Job: Transcribe every line below, keeping each one unchanged.

Element location listings:
· · · · ·

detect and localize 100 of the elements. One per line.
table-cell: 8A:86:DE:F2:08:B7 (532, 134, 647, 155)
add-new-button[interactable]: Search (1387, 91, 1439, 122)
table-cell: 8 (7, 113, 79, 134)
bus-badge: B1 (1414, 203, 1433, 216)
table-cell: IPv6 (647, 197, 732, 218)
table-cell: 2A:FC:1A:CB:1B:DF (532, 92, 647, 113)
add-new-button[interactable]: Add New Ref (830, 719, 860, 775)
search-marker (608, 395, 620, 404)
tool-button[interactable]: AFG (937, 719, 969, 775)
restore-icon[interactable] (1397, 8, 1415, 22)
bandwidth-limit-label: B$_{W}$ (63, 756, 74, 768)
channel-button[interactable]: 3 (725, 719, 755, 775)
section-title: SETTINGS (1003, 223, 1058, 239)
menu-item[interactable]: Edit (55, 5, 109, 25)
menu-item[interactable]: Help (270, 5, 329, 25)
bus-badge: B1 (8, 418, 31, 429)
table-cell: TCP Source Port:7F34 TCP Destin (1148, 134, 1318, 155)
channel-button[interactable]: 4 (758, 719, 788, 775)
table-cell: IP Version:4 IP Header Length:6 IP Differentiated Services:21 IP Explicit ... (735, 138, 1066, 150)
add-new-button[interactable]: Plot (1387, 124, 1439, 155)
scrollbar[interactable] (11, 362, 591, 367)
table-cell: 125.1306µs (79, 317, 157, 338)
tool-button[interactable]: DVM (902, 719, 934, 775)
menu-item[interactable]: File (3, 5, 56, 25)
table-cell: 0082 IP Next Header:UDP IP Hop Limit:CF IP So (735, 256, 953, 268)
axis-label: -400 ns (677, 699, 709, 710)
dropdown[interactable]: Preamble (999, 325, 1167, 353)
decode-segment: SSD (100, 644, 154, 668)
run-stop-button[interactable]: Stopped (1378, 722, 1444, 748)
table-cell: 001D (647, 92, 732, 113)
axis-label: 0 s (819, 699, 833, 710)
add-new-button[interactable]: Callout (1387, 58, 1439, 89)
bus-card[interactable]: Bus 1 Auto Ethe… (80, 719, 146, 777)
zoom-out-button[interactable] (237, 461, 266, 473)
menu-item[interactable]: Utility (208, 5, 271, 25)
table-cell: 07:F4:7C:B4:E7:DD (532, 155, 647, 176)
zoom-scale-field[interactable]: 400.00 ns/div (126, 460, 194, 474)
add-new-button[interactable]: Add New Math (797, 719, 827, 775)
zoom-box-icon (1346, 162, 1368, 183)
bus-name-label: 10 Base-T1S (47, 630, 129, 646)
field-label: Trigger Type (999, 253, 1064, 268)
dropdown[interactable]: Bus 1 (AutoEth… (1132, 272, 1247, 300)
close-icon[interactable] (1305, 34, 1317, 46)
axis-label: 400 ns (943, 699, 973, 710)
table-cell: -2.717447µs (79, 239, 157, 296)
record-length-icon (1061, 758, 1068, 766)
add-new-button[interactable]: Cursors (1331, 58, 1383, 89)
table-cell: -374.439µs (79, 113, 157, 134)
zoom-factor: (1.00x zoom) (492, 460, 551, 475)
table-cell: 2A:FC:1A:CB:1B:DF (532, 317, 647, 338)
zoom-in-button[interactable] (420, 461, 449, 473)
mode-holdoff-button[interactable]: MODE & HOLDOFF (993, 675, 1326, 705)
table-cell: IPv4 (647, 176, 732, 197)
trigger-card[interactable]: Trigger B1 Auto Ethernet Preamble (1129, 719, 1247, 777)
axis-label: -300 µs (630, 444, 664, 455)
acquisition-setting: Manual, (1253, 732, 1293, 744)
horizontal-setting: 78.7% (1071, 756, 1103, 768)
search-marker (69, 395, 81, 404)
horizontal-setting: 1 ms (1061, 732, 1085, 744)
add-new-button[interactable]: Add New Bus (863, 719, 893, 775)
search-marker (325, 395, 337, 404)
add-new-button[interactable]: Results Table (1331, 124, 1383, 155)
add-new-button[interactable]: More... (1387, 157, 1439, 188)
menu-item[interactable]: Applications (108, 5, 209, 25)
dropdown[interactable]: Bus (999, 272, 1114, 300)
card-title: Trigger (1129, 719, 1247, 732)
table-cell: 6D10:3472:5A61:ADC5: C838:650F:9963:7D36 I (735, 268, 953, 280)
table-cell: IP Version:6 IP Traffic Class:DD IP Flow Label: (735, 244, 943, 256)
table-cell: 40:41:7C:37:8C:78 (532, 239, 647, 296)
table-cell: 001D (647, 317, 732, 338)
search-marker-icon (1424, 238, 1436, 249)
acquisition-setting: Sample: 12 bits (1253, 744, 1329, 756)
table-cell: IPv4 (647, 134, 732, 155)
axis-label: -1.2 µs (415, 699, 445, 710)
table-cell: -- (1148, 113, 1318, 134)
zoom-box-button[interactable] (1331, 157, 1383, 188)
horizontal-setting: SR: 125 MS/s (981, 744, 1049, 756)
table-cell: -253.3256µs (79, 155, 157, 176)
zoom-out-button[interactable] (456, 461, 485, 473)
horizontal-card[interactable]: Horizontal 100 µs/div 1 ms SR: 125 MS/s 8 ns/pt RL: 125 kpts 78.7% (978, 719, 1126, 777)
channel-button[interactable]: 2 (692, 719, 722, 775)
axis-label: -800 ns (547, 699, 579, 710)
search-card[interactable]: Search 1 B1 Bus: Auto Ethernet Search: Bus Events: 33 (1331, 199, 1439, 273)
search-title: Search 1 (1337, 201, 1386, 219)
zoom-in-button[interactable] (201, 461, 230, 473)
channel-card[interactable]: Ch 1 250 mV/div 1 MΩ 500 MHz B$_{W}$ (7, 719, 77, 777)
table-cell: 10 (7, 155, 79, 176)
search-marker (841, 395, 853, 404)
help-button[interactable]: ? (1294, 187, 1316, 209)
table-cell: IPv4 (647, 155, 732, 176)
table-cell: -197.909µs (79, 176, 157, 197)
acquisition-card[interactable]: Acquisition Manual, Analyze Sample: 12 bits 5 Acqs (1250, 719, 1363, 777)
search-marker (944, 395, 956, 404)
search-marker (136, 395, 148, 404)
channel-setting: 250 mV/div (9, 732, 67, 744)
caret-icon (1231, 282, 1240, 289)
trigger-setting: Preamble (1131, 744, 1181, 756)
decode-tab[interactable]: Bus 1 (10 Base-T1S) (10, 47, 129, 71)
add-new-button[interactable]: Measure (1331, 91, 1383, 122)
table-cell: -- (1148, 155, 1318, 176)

· · · · ·

Completed exercise:
detect and localize 100 of the elements. One per line.
table-cell: 8A:86:DE:F2:08:B7 (532, 134, 647, 155)
add-new-button[interactable]: Search (1387, 91, 1439, 122)
table-cell: 8 (7, 113, 79, 134)
bus-badge: B1 (1414, 203, 1433, 216)
table-cell: IPv6 (647, 197, 732, 218)
table-cell: 2A:FC:1A:CB:1B:DF (532, 92, 647, 113)
add-new-button[interactable]: Add New Ref (830, 719, 860, 775)
search-marker (608, 395, 620, 404)
tool-button[interactable]: AFG (937, 719, 969, 775)
restore-icon[interactable] (1397, 8, 1415, 22)
bandwidth-limit-label: B$_{W}$ (63, 756, 74, 768)
channel-button[interactable]: 3 (725, 719, 755, 775)
section-title: SETTINGS (1003, 223, 1058, 239)
menu-item[interactable]: Edit (55, 5, 109, 25)
menu-item[interactable]: Help (270, 5, 329, 25)
bus-badge: B1 (8, 418, 31, 429)
table-cell: TCP Source Port:7F34 TCP Destin (1148, 134, 1318, 155)
channel-button[interactable]: 4 (758, 719, 788, 775)
table-cell: IP Version:4 IP Header Length:6 IP Differentiated Services:21 IP Explicit ... (735, 138, 1066, 150)
add-new-button[interactable]: Plot (1387, 124, 1439, 155)
scrollbar[interactable] (11, 362, 591, 367)
table-cell: 125.1306µs (79, 317, 157, 338)
tool-button[interactable]: DVM (902, 719, 934, 775)
menu-item[interactable]: File (3, 5, 56, 25)
table-cell: 0082 IP Next Header:UDP IP Hop Limit:CF IP So (735, 256, 953, 268)
axis-label: -400 ns (677, 699, 709, 710)
dropdown[interactable]: Preamble (999, 325, 1167, 353)
decode-segment: SSD (100, 644, 154, 668)
run-stop-button[interactable]: Stopped (1378, 722, 1444, 748)
table-cell: 001D (647, 92, 732, 113)
axis-label: 0 s (819, 699, 833, 710)
add-new-button[interactable]: Callout (1387, 58, 1439, 89)
bus-card[interactable]: Bus 1 Auto Ethe… (80, 719, 146, 777)
zoom-out-button[interactable] (237, 461, 266, 473)
menu-item[interactable]: Utility (208, 5, 271, 25)
table-cell: 07:F4:7C:B4:E7:DD (532, 155, 647, 176)
zoom-scale-field[interactable]: 400.00 ns/div (126, 460, 194, 474)
add-new-button[interactable]: Add New Math (797, 719, 827, 775)
zoom-box-icon (1346, 162, 1368, 183)
bus-name-label: 10 Base-T1S (47, 630, 129, 646)
field-label: Trigger Type (999, 253, 1064, 268)
dropdown[interactable]: Bus 1 (AutoEth… (1132, 272, 1247, 300)
close-icon[interactable] (1305, 34, 1317, 46)
axis-label: 400 ns (943, 699, 973, 710)
table-cell: -2.717447µs (79, 239, 157, 296)
record-length-icon (1061, 758, 1068, 766)
add-new-button[interactable]: Cursors (1331, 58, 1383, 89)
table-cell: -374.439µs (79, 113, 157, 134)
zoom-factor: (1.00x zoom) (492, 460, 551, 475)
table-cell: 2A:FC:1A:CB:1B:DF (532, 317, 647, 338)
zoom-in-button[interactable] (420, 461, 449, 473)
mode-holdoff-button[interactable]: MODE & HOLDOFF (993, 675, 1326, 705)
table-cell: IPv4 (647, 176, 732, 197)
trigger-card[interactable]: Trigger B1 Auto Ethernet Preamble (1129, 719, 1247, 777)
axis-label: -300 µs (630, 444, 664, 455)
acquisition-setting: Manual, (1253, 732, 1293, 744)
horizontal-setting: 78.7% (1071, 756, 1103, 768)
search-marker (69, 395, 81, 404)
horizontal-setting: 1 ms (1061, 732, 1085, 744)
add-new-button[interactable]: Add New Bus (863, 719, 893, 775)
search-marker (325, 395, 337, 404)
add-new-button[interactable]: Results Table (1331, 124, 1383, 155)
add-new-button[interactable]: More... (1387, 157, 1439, 188)
menu-item[interactable]: Applications (108, 5, 209, 25)
dropdown[interactable]: Bus (999, 272, 1114, 300)
card-title: Trigger (1129, 719, 1247, 732)
table-cell: 6D10:3472:5A61:ADC5: C838:650F:9963:7D36 I (735, 268, 953, 280)
table-cell: IP Version:6 IP Traffic Class:DD IP Flow Label: (735, 244, 943, 256)
table-cell: 40:41:7C:37:8C:78 (532, 239, 647, 296)
table-cell: 001D (647, 317, 732, 338)
search-marker-icon (1424, 238, 1436, 249)
acquisition-setting: Sample: 12 bits (1253, 744, 1329, 756)
table-cell: IPv4 (647, 134, 732, 155)
axis-label: -1.2 µs (415, 699, 445, 710)
table-cell: -- (1148, 113, 1318, 134)
zoom-box-button[interactable] (1331, 157, 1383, 188)
horizontal-setting: SR: 125 MS/s (981, 744, 1049, 756)
table-cell: -253.3256µs (79, 155, 157, 176)
zoom-out-button[interactable] (456, 461, 485, 473)
horizontal-card[interactable]: Horizontal 100 µs/div 1 ms SR: 125 MS/s 8 ns/pt RL: 125 kpts 78.7% (978, 719, 1126, 777)
channel-button[interactable]: 2 (692, 719, 722, 775)
axis-label: -800 ns (547, 699, 579, 710)
search-card[interactable]: Search 1 B1 Bus: Auto Ethernet Search: Bus Events: 33 (1331, 199, 1439, 273)
search-title: Search 1 (1337, 201, 1386, 219)
zoom-in-button[interactable] (201, 461, 230, 473)
channel-card[interactable]: Ch 1 250 mV/div 1 MΩ 500 MHz B$_{W}$ (7, 719, 77, 777)
table-cell: 10 (7, 155, 79, 176)
search-marker (841, 395, 853, 404)
help-button[interactable]: ? (1294, 187, 1316, 209)
table-cell: IPv4 (647, 155, 732, 176)
table-cell: -197.909µs (79, 176, 157, 197)
acquisition-card[interactable]: Acquisition Manual, Analyze Sample: 12 bits 5 Acqs (1250, 719, 1363, 777)
search-marker (944, 395, 956, 404)
search-marker (136, 395, 148, 404)
channel-setting: 250 mV/div (9, 732, 67, 744)
caret-icon (1231, 282, 1240, 289)
trigger-setting: Preamble (1131, 744, 1181, 756)
decode-tab[interactable]: Bus 1 (10 Base-T1S) (10, 47, 129, 71)
add-new-button[interactable]: Measure (1331, 91, 1383, 122)
table-cell: -- (1148, 155, 1318, 176)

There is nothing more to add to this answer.